Scan the lines below for the word "категорий". Copy each line you find it in.
==================================================
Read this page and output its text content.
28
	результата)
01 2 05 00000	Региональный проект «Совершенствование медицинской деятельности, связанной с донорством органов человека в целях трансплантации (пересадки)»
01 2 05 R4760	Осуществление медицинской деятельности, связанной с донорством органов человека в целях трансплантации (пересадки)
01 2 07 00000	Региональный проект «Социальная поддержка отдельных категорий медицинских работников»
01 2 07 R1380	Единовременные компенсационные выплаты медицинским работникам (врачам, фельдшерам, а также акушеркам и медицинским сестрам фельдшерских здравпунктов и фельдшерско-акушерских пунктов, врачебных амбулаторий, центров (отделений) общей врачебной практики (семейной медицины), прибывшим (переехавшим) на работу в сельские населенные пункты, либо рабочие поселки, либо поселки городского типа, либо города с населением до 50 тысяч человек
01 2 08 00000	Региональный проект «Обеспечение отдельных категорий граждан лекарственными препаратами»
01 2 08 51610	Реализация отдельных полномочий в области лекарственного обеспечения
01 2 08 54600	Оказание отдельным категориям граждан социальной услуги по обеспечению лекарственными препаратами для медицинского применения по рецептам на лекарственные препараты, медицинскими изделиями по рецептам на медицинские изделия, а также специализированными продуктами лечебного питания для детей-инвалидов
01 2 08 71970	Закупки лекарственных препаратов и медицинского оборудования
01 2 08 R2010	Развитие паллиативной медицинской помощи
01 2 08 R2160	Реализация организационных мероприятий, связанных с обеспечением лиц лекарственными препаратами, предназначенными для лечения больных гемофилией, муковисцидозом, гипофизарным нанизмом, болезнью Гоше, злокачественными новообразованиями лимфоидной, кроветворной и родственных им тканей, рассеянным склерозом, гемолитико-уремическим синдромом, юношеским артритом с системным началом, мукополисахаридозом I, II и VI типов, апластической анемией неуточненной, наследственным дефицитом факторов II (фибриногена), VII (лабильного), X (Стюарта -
==================================================
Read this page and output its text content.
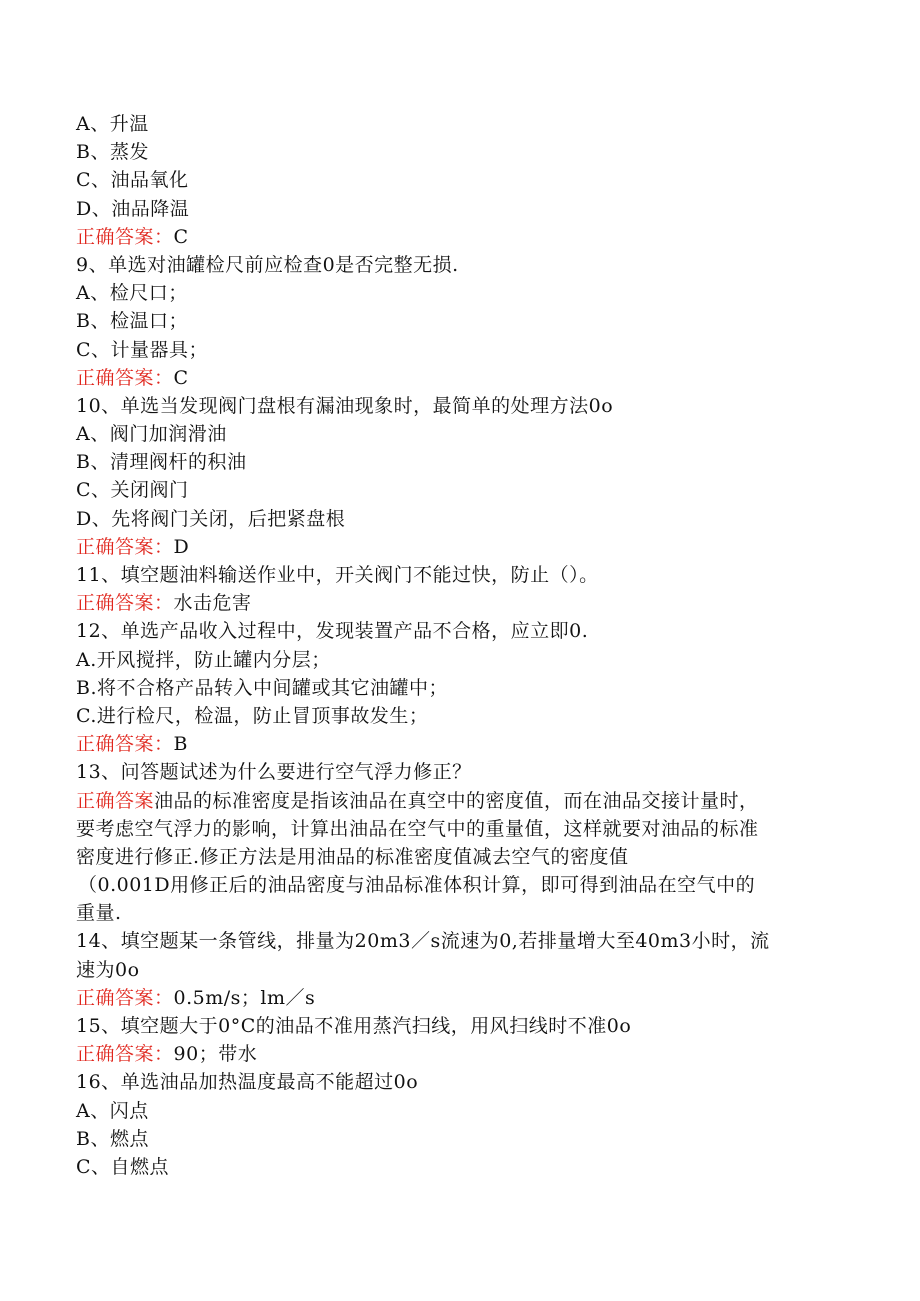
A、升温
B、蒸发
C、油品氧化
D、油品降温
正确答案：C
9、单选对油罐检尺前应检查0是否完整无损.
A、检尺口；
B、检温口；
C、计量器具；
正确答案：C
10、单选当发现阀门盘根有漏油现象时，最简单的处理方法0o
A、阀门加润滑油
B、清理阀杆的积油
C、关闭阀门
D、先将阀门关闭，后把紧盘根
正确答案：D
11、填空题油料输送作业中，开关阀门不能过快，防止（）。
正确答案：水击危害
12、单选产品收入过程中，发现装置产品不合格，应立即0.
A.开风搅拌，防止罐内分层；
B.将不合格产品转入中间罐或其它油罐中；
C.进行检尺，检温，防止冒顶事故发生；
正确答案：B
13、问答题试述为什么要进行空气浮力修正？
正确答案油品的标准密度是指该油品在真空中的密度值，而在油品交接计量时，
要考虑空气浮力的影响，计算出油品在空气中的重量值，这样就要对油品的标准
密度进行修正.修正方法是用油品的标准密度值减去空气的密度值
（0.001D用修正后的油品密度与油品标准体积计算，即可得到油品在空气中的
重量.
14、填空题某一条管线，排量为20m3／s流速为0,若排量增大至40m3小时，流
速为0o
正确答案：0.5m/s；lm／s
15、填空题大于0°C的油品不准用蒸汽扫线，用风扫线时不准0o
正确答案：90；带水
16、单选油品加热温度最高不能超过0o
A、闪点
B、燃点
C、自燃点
==================================================
SOLUTION FOR THIS TASK.
01 2 07 00000	Региональный проект «Социальная поддержка отдельных категорий медицинских работников»
01 2 08 00000	Региональный проект «Обеспечение отдельных категорий граждан лекарственными препаратами»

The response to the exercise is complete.